**Requirement**
Scan the following material for the string "this" and copy each line in which it appears.

**Rows**
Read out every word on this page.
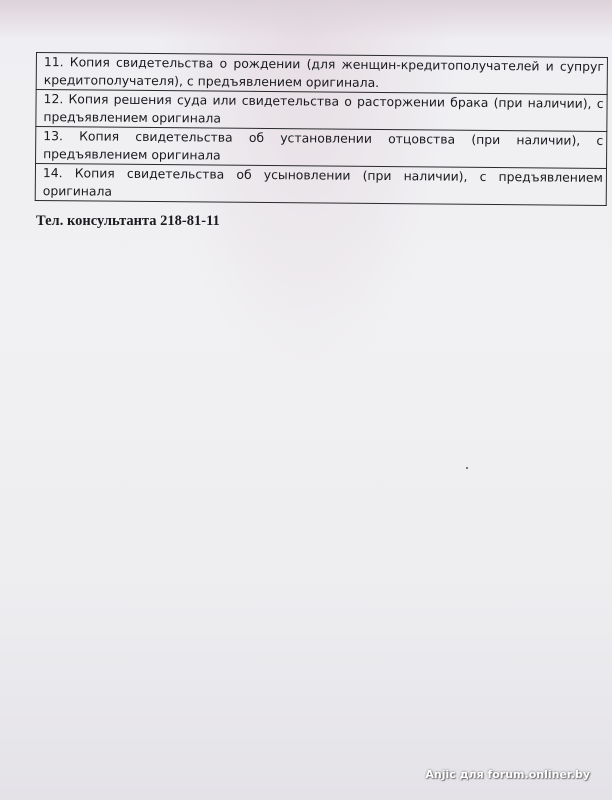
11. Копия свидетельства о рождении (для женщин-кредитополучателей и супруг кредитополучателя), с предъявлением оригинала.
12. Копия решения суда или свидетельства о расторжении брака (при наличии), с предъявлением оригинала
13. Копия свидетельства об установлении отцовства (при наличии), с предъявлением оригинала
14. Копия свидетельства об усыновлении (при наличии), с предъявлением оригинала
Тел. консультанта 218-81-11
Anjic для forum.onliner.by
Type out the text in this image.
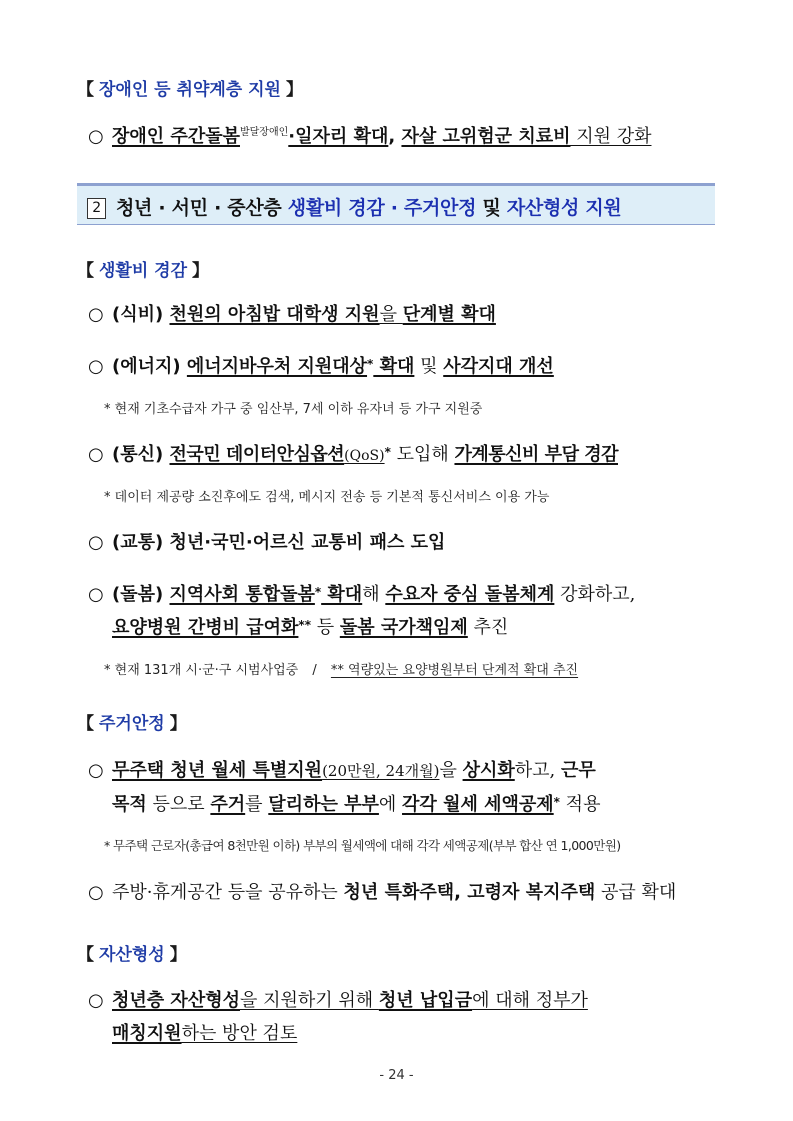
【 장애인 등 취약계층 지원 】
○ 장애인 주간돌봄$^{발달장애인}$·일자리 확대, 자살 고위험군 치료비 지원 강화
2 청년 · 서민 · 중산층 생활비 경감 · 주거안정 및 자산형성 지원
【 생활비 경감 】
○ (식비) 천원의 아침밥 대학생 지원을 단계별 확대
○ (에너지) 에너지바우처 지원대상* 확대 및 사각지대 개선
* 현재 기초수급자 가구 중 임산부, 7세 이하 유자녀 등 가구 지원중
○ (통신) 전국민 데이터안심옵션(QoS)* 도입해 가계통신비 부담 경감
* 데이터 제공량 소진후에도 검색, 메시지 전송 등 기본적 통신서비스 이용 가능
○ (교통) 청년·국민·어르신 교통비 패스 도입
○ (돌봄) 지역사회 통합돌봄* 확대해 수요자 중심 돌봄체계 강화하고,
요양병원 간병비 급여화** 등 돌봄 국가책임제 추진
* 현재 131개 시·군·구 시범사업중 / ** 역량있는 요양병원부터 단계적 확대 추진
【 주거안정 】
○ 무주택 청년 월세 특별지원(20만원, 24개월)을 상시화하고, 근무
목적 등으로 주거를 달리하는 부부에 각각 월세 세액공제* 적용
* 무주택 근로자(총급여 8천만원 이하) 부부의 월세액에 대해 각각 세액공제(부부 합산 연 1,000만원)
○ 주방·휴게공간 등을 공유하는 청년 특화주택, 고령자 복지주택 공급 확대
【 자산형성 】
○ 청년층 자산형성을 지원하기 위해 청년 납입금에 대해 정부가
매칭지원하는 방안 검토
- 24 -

---

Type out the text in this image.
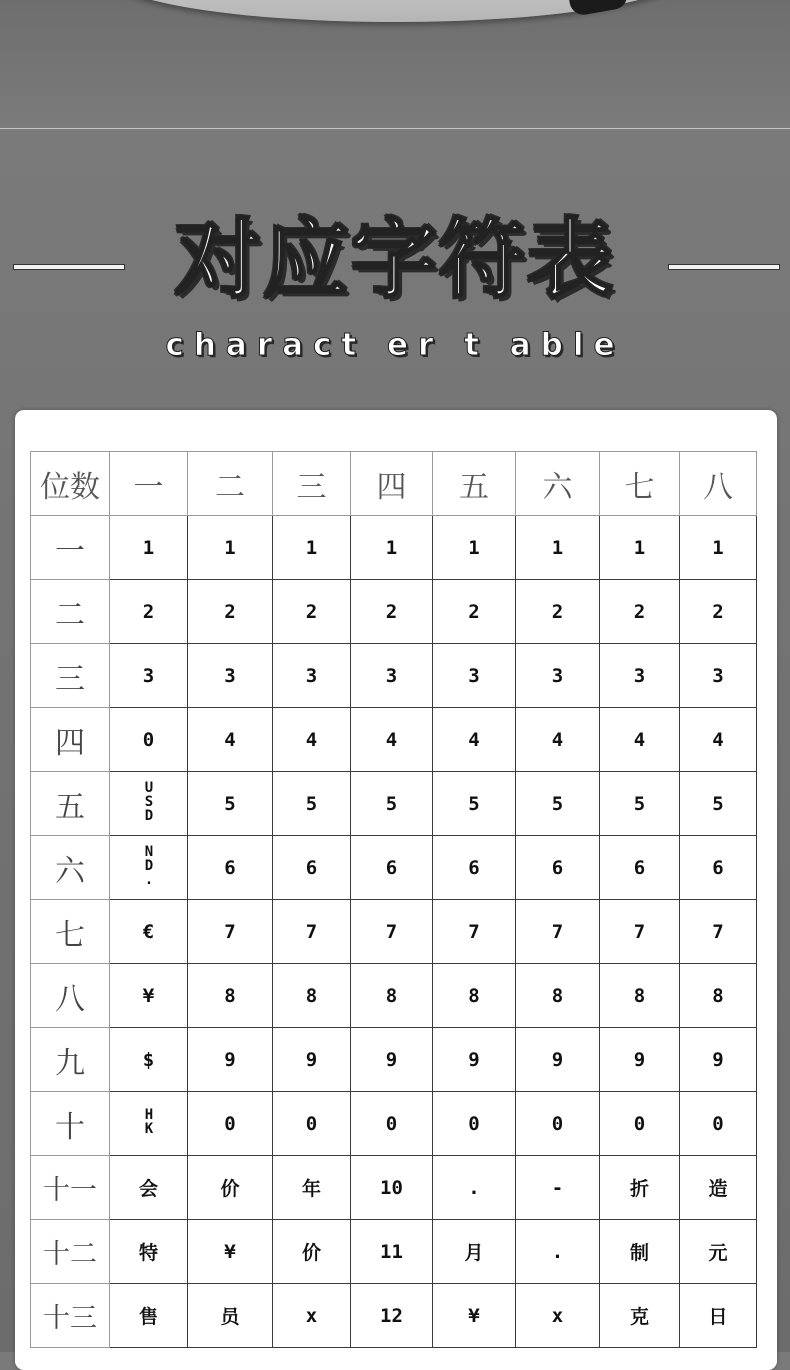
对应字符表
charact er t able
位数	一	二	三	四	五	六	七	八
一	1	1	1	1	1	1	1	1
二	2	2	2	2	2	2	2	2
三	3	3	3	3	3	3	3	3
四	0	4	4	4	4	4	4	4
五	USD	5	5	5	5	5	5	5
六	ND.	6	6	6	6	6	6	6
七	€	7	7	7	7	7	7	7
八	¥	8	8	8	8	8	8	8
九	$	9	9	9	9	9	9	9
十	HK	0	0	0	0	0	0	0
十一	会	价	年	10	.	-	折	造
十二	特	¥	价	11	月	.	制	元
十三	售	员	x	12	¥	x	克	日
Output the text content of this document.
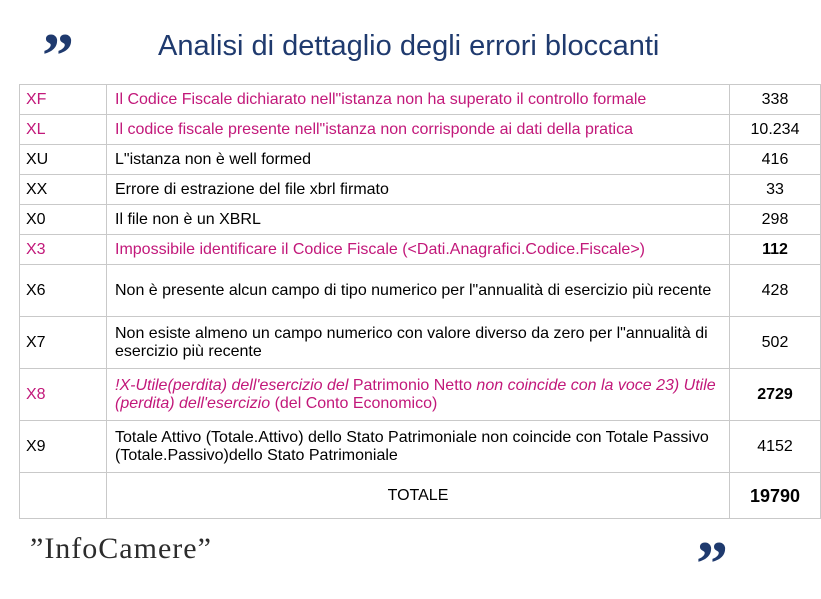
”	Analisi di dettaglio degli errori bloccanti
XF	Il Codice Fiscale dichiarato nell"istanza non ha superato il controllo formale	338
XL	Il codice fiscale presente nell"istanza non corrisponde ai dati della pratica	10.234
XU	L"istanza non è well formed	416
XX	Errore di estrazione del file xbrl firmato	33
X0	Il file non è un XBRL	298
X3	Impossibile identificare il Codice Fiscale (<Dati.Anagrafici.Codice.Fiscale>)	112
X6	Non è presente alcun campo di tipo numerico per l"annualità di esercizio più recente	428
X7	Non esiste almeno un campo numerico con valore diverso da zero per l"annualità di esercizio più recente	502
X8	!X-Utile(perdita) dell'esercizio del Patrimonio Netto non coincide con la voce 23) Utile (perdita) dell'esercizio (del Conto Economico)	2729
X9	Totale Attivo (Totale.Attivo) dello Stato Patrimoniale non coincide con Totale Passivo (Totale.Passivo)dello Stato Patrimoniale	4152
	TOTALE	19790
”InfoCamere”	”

**The output**
Read out every word on this page.
Type out the text in this image.
Type out the text in this image.
Output the text content of this document.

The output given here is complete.